## Rows from a figure dataset
------

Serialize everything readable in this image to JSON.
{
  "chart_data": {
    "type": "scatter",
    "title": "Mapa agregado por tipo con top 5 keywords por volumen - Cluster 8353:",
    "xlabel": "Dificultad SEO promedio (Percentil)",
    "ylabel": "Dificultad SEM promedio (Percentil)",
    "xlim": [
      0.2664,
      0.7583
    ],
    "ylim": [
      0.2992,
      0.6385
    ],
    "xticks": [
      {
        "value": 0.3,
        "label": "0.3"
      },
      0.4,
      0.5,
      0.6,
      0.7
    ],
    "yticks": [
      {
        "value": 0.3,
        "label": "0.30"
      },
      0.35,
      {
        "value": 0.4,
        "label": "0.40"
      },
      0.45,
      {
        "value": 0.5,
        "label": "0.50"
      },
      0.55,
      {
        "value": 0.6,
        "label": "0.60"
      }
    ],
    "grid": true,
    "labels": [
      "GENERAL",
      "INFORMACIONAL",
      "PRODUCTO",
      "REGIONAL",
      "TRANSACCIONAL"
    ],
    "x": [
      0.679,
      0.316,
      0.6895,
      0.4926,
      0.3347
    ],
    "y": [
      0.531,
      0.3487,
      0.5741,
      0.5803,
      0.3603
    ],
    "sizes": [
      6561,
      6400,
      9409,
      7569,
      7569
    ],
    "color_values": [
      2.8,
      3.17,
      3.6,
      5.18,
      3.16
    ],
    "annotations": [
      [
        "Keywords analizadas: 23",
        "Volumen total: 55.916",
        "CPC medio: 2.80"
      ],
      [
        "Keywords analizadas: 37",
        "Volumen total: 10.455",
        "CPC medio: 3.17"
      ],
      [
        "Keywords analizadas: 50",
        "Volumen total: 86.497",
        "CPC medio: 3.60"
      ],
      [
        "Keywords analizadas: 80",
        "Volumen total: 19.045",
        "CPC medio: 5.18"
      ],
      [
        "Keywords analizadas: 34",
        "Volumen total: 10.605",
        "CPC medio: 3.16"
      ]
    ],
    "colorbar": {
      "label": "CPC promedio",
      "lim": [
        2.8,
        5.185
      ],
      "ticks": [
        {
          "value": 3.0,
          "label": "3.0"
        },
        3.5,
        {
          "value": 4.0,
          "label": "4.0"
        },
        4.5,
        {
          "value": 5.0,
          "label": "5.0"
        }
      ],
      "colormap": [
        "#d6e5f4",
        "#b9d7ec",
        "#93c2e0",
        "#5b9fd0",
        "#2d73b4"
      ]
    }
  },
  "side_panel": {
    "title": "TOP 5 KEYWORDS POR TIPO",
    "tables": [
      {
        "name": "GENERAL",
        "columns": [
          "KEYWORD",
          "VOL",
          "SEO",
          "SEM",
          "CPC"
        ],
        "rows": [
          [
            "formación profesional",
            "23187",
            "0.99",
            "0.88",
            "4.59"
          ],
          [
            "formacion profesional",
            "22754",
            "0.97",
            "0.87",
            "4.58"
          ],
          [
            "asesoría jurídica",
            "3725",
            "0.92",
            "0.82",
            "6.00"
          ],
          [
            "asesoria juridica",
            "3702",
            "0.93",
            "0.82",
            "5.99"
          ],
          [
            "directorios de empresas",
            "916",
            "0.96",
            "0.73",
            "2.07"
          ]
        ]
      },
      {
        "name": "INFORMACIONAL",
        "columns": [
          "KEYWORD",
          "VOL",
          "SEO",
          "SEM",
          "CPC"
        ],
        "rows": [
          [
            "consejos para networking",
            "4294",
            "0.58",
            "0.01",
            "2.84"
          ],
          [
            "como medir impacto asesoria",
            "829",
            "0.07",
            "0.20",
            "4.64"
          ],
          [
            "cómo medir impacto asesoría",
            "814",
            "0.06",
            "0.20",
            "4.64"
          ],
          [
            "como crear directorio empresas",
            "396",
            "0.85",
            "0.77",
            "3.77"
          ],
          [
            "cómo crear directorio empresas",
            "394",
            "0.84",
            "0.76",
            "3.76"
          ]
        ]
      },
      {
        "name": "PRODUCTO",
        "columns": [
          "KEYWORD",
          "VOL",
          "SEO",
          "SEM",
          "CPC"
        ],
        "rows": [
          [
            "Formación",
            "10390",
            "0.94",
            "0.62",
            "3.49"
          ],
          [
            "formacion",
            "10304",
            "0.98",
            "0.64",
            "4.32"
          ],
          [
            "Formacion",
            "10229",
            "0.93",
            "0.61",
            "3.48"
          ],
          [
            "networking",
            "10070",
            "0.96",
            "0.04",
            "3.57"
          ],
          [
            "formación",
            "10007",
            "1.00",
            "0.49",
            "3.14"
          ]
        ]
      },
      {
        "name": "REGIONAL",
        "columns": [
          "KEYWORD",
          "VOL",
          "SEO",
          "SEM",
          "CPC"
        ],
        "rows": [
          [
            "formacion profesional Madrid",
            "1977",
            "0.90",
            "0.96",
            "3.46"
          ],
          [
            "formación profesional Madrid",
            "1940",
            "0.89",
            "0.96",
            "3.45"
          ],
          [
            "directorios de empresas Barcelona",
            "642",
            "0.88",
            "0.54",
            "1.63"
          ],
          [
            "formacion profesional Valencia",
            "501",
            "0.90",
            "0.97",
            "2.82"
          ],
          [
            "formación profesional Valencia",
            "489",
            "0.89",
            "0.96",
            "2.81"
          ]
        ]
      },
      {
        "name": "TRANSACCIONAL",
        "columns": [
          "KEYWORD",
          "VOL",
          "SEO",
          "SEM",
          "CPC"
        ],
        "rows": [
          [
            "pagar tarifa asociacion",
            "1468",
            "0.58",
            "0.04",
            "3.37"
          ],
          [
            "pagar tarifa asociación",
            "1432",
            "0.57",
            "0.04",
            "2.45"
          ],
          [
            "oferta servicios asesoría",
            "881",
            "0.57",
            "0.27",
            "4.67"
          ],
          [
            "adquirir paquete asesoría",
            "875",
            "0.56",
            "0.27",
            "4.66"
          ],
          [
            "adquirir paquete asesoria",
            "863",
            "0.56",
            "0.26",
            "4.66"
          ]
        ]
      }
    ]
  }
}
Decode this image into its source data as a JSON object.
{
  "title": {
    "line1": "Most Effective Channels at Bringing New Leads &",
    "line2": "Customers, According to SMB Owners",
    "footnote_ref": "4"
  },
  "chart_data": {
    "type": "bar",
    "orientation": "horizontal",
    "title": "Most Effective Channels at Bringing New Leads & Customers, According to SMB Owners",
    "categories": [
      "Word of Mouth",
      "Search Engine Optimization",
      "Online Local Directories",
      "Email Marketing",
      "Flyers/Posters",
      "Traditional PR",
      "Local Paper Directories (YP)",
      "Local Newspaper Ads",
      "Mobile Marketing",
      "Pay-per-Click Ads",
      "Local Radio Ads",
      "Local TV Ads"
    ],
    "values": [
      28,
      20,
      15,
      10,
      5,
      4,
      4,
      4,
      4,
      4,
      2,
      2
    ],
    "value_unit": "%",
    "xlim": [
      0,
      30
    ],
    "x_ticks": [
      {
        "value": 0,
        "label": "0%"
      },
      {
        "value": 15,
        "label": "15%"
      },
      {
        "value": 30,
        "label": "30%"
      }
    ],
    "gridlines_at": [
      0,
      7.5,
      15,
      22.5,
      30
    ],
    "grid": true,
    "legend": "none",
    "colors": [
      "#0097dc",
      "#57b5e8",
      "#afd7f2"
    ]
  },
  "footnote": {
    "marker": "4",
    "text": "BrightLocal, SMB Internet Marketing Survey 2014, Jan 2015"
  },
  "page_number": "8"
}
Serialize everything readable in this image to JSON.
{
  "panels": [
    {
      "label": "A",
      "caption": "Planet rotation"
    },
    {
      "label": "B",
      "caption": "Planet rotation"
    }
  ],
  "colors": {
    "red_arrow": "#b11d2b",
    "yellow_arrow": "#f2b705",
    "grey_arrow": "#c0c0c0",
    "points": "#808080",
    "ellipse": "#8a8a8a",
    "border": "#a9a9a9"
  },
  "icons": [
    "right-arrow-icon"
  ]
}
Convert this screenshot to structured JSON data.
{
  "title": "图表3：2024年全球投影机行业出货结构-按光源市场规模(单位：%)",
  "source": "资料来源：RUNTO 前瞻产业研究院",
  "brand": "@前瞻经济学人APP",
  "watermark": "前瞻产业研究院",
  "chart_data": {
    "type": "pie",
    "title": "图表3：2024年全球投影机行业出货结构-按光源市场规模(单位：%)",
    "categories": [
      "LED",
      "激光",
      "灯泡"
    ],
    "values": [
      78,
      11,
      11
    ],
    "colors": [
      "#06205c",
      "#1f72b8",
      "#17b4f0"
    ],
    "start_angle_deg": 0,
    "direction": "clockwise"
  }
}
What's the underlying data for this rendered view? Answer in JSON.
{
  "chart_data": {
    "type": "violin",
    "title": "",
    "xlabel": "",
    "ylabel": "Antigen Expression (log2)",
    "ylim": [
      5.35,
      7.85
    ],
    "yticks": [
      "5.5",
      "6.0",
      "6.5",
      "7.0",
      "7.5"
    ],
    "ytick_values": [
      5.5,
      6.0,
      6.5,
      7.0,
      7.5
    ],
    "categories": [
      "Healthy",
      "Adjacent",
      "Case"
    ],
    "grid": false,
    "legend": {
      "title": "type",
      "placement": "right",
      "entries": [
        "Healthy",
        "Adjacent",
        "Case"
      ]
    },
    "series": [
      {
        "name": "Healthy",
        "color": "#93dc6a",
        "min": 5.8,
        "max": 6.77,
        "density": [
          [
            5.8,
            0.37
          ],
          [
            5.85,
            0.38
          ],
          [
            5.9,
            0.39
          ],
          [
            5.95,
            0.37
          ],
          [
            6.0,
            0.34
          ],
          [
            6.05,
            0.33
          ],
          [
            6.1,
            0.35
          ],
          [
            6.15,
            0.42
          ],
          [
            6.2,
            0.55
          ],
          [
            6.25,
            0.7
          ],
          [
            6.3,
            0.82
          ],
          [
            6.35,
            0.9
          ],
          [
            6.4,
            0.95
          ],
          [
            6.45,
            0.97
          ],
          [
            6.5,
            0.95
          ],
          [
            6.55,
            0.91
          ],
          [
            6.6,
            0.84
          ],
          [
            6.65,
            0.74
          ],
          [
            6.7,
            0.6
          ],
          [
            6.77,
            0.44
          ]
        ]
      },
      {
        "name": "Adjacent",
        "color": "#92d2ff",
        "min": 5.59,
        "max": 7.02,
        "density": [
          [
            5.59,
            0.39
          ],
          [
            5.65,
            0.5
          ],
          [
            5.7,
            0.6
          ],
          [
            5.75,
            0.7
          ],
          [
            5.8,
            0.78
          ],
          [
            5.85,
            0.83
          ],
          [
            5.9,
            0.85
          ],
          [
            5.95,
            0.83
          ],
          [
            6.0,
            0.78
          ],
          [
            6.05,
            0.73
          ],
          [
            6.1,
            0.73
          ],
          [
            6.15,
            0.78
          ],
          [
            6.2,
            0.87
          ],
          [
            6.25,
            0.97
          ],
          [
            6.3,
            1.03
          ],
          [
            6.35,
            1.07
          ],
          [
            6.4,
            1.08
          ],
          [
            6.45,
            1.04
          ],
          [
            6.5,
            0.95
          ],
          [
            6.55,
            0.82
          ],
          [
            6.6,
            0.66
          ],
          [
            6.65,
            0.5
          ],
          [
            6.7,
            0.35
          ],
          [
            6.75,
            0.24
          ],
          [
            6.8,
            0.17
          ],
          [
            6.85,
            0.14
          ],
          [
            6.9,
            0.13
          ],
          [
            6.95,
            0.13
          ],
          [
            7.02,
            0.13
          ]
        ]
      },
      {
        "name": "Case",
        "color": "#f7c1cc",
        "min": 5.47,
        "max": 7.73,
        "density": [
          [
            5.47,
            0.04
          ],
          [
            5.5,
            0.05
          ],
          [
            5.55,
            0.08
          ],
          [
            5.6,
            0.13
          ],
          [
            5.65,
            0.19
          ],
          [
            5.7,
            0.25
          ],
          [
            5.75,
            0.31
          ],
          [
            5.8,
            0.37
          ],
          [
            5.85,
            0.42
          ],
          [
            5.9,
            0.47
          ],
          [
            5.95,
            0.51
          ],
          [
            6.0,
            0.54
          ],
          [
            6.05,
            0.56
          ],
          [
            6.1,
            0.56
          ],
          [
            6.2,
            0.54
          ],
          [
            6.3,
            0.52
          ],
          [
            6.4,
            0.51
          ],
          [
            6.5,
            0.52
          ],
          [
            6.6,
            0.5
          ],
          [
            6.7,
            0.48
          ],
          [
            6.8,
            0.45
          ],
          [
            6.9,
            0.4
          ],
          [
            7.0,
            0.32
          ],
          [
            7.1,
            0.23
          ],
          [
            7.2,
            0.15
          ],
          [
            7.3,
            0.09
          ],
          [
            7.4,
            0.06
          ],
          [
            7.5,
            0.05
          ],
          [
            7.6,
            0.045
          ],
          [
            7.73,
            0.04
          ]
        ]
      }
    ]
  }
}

------

## STATED GOAL
Locate all lines in the listing above with the word "cómo". Copy them.

## RESULT FOR THIS EXERCISE
            "cómo medir impacto asesoría",
            "cómo crear directorio empresas",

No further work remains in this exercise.